PROVIDED ENTRIES Start Marker

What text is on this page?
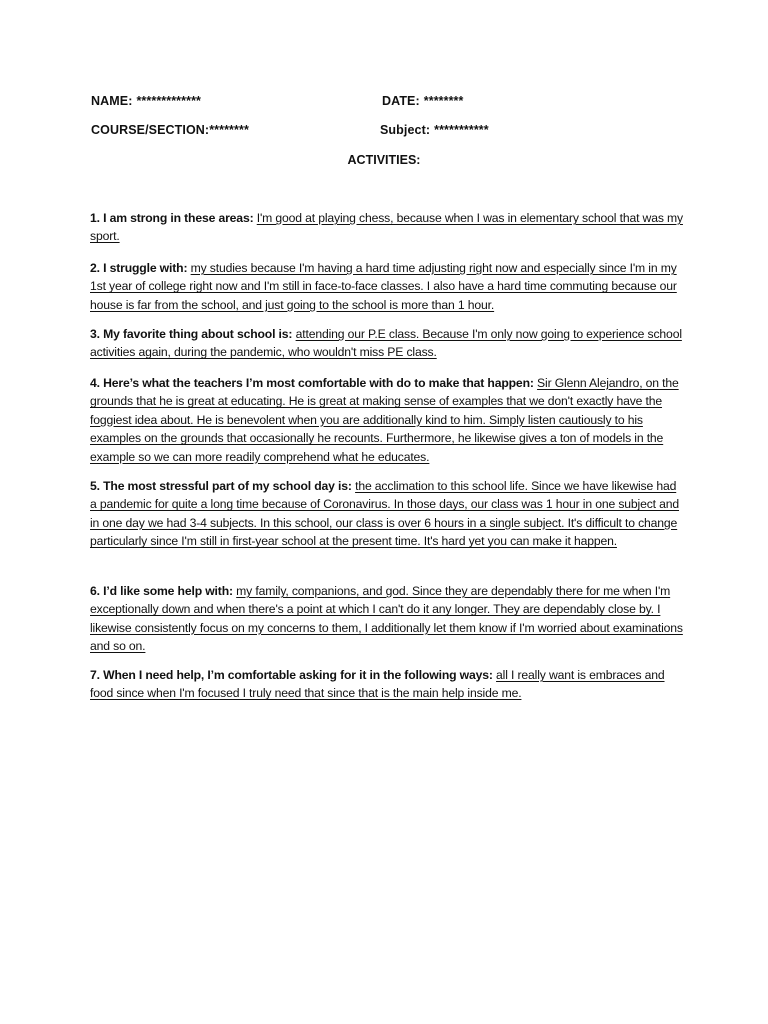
NAME: *************	DATE: ********
COURSE/SECTION:********	Subject: ***********
ACTIVITIES:
1. I am strong in these areas: I'm good at playing chess, because when I was in elementary school that was my sport.
2. I struggle with: my studies because I'm having a hard time adjusting right now and especially since I'm in my 1st year of college right now and I'm still in face-to-face classes. I also have a hard time commuting because our house is far from the school, and just going to the school is more than 1 hour.
3. My favorite thing about school is: attending our P.E class. Because I'm only now going to experience school activities again, during the pandemic, who wouldn't miss PE class.
4. Here’s what the teachers I’m most comfortable with do to make that happen: Sir Glenn Alejandro, on the grounds that he is great at educating. He is great at making sense of examples that we don't exactly have the foggiest idea about. He is benevolent when you are additionally kind to him. Simply listen cautiously to his examples on the grounds that occasionally he recounts. Furthermore, he likewise gives a ton of models in the example so we can more readily comprehend what he educates.
5. The most stressful part of my school day is: the acclimation to this school life. Since we have likewise had a pandemic for quite a long time because of Coronavirus. In those days, our class was 1 hour in one subject and in one day we had 3-4 subjects. In this school, our class is over 6 hours in a single subject. It's difficult to change particularly since I'm still in first-year school at the present time. It's hard yet you can make it happen.
6. I’d like some help with: my family, companions, and god. Since they are dependably there for me when I'm exceptionally down and when there's a point at which I can't do it any longer. They are dependably close by. I likewise consistently focus on my concerns to them, I additionally let them know if I'm worried about examinations and so on.
7. When I need help, I’m comfortable asking for it in the following ways: all I really want is embraces and food since when I'm focused I truly need that since that is the main help inside me.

PROVIDED ENTRIES End Marker

§ INSTRUCTIONS TO FOLLOW
Give the entries again exactly, but skip every image.

§ ANSWER AREA
What text is on this page?
NAME: *************	DATE: ********
COURSE/SECTION:********	Subject: ***********
ACTIVITIES:
1. I am strong in these areas: I'm good at playing chess, because when I was in elementary school that was my sport.
2. I struggle with: my studies because I'm having a hard time adjusting right now and especially since I'm in my 1st year of college right now and I'm still in face-to-face classes. I also have a hard time commuting because our house is far from the school, and just going to the school is more than 1 hour.
3. My favorite thing about school is: attending our P.E class. Because I'm only now going to experience school activities again, during the pandemic, who wouldn't miss PE class.
4. Here’s what the teachers I’m most comfortable with do to make that happen: Sir Glenn Alejandro, on the grounds that he is great at educating. He is great at making sense of examples that we don't exactly have the foggiest idea about. He is benevolent when you are additionally kind to him. Simply listen cautiously to his examples on the grounds that occasionally he recounts. Furthermore, he likewise gives a ton of models in the example so we can more readily comprehend what he educates.
5. The most stressful part of my school day is: the acclimation to this school life. Since we have likewise had a pandemic for quite a long time because of Coronavirus. In those days, our class was 1 hour in one subject and in one day we had 3-4 subjects. In this school, our class is over 6 hours in a single subject. It's difficult to change particularly since I'm still in first-year school at the present time. It's hard yet you can make it happen.
6. I’d like some help with: my family, companions, and god. Since they are dependably there for me when I'm exceptionally down and when there's a point at which I can't do it any longer. They are dependably close by. I likewise consistently focus on my concerns to them, I additionally let them know if I'm worried about examinations and so on.
7. When I need help, I’m comfortable asking for it in the following ways: all I really want is embraces and food since when I'm focused I truly need that since that is the main help inside me.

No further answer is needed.